>>>>

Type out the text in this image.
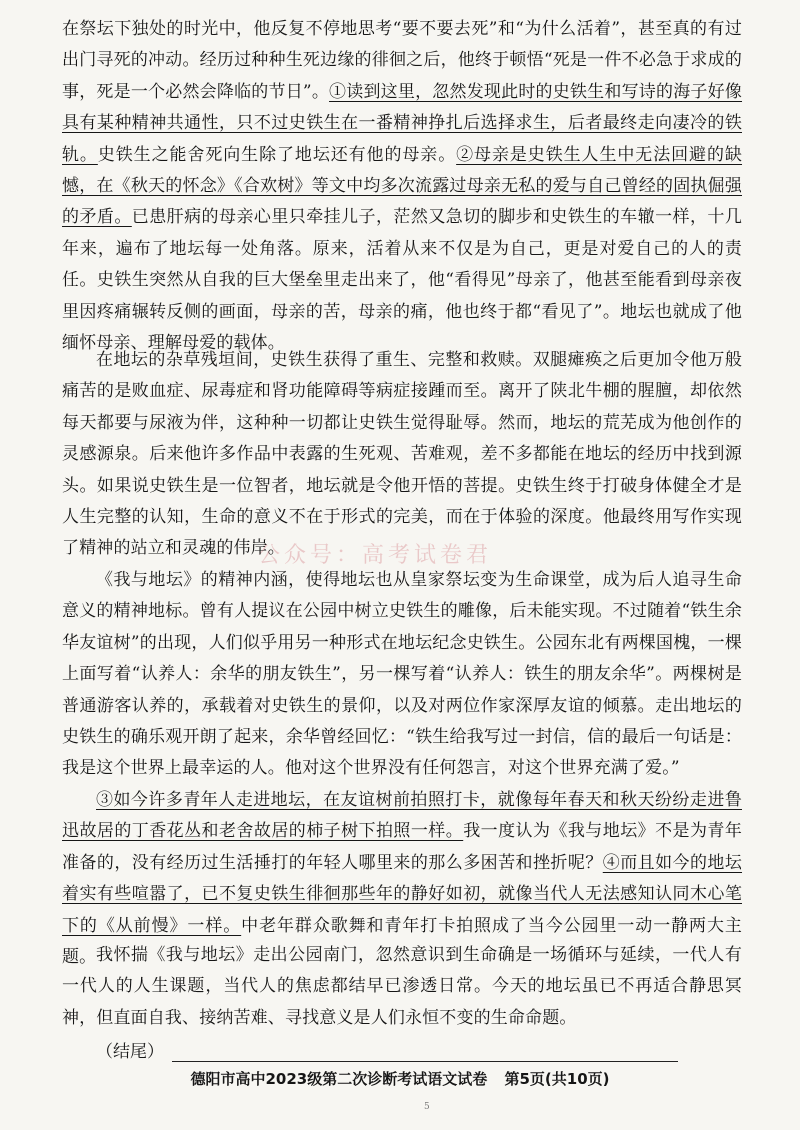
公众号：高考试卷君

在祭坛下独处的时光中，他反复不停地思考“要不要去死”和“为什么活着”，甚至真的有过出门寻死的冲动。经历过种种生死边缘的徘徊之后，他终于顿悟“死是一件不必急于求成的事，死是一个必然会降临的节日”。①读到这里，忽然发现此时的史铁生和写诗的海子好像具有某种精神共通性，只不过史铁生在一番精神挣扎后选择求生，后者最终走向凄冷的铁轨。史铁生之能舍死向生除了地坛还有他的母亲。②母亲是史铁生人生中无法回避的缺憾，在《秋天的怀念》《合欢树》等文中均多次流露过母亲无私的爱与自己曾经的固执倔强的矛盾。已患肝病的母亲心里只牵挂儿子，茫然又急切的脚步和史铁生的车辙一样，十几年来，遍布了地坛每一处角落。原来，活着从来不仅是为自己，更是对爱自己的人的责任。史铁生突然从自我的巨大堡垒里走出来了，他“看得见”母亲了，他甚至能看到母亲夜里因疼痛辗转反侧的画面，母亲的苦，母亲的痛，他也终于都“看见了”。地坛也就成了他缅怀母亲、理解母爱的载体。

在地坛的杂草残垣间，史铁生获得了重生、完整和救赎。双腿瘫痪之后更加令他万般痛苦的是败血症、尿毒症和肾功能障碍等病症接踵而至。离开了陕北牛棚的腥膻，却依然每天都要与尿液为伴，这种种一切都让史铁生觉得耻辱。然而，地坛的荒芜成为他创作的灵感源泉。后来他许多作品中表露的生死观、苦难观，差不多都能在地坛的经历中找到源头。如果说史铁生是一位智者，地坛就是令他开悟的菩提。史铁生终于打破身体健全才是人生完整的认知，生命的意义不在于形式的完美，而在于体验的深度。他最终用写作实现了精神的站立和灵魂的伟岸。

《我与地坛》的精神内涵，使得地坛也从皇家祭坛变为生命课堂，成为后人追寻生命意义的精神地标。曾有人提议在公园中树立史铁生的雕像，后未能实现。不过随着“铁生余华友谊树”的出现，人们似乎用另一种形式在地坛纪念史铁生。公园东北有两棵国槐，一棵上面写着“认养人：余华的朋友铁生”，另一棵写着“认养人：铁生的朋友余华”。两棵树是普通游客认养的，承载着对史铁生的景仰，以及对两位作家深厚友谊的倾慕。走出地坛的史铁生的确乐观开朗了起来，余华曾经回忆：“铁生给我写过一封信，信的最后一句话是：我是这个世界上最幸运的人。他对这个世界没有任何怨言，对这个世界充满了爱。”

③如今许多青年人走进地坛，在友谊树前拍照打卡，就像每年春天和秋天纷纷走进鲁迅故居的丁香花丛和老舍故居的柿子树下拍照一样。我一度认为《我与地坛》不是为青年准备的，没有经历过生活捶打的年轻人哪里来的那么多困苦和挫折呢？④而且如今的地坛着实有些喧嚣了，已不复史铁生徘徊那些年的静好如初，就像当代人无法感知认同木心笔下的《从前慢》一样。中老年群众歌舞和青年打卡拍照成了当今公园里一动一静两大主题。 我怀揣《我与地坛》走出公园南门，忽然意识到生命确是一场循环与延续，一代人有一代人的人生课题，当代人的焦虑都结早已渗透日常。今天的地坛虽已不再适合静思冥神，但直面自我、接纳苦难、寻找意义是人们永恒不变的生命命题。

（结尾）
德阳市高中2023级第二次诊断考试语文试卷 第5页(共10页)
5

<<<<
>>>>

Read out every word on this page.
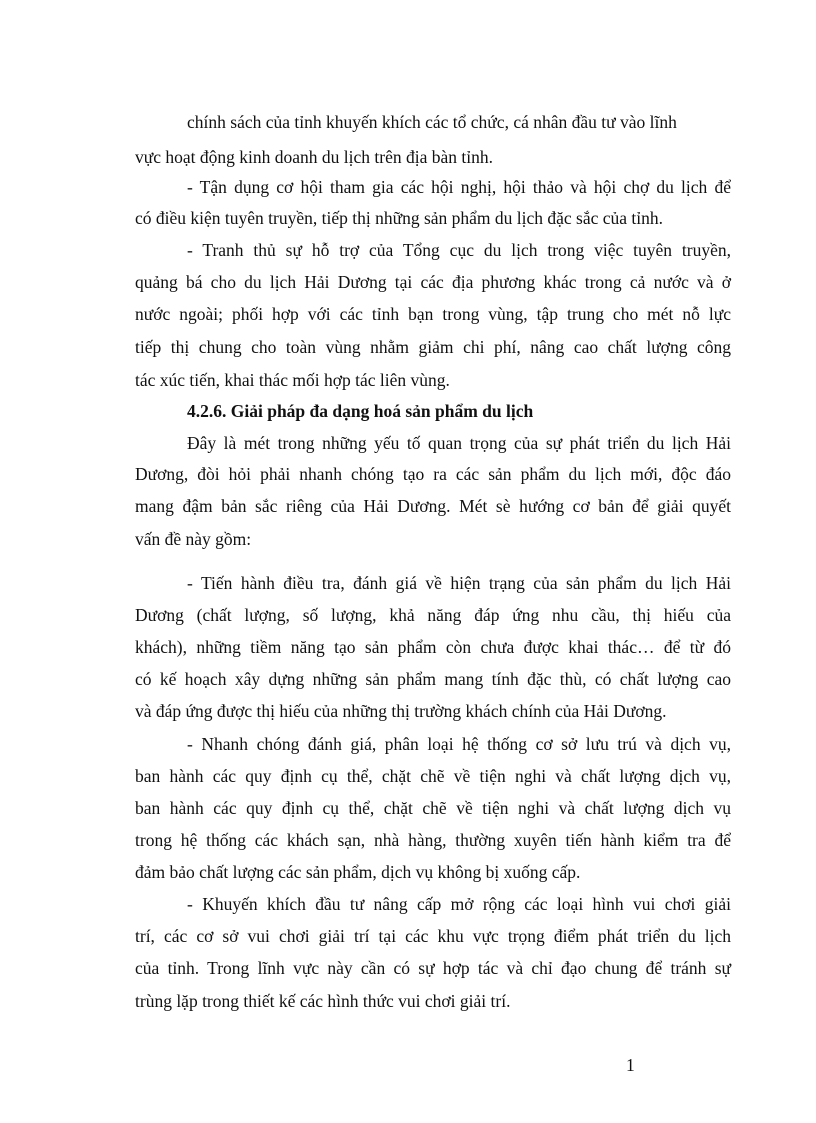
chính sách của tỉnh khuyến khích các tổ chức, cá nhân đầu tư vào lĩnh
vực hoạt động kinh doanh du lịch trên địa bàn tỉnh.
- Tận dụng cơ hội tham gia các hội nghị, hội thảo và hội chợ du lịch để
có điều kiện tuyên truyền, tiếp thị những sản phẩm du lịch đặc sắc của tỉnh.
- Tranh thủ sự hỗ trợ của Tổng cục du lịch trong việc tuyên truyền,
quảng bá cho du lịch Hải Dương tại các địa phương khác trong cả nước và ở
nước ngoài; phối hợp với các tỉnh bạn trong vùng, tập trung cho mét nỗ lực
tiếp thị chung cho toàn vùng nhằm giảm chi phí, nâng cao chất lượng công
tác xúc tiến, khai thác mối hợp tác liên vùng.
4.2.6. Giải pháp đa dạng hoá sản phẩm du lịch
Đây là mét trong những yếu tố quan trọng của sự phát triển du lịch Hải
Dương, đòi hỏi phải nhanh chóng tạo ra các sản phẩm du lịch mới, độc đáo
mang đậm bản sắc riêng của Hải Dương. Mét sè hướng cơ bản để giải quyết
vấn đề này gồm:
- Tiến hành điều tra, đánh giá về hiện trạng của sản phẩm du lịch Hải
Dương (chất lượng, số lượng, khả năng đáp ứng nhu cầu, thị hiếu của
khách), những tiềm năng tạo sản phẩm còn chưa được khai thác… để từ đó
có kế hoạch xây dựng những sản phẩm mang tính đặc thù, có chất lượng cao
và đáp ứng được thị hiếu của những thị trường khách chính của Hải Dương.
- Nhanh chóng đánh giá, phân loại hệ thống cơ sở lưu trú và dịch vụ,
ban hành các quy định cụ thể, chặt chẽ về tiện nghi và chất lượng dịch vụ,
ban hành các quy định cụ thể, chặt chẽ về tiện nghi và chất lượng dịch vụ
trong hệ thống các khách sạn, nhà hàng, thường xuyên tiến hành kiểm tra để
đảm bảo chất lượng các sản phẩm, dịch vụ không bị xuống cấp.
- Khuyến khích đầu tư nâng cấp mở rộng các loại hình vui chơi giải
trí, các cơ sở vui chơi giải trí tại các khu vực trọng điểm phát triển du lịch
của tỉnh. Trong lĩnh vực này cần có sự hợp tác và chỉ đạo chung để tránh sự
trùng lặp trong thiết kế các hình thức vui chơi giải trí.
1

<<<<
>>>>

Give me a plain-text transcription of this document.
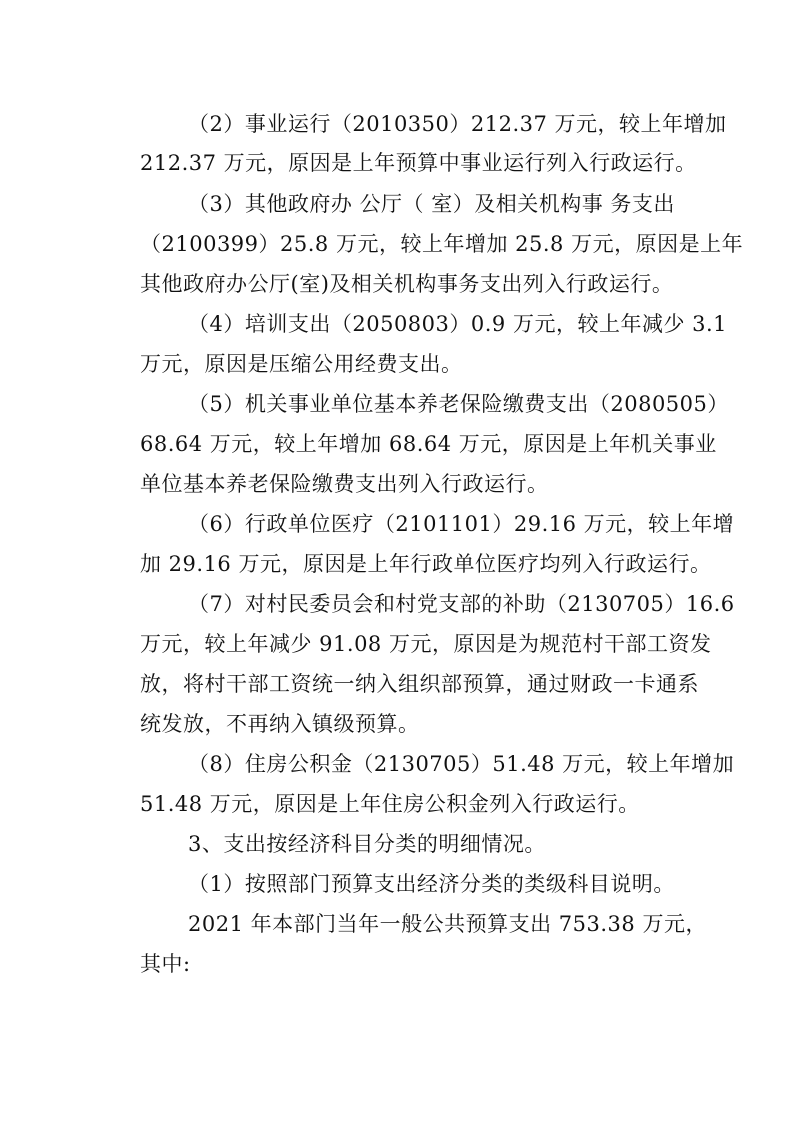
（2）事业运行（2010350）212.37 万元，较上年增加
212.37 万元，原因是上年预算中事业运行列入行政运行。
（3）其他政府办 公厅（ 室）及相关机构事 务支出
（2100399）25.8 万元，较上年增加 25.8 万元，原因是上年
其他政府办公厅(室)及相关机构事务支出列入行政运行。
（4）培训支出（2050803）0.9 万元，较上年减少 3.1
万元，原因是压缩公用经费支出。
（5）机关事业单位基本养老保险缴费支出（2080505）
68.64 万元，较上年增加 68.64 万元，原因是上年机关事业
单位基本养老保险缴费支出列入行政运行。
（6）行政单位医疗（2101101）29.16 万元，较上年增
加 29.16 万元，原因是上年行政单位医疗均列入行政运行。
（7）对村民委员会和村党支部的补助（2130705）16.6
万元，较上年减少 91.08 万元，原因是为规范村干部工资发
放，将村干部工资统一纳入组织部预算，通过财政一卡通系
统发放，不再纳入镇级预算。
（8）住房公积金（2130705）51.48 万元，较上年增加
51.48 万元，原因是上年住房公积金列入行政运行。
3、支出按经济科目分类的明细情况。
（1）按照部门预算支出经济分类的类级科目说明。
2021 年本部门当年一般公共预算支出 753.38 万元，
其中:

<<<<

▶ [Problem requirements]: For the material, find the number of lines holding the word "khích" and give that figure and nothing more.

▶ [Complete response]: 2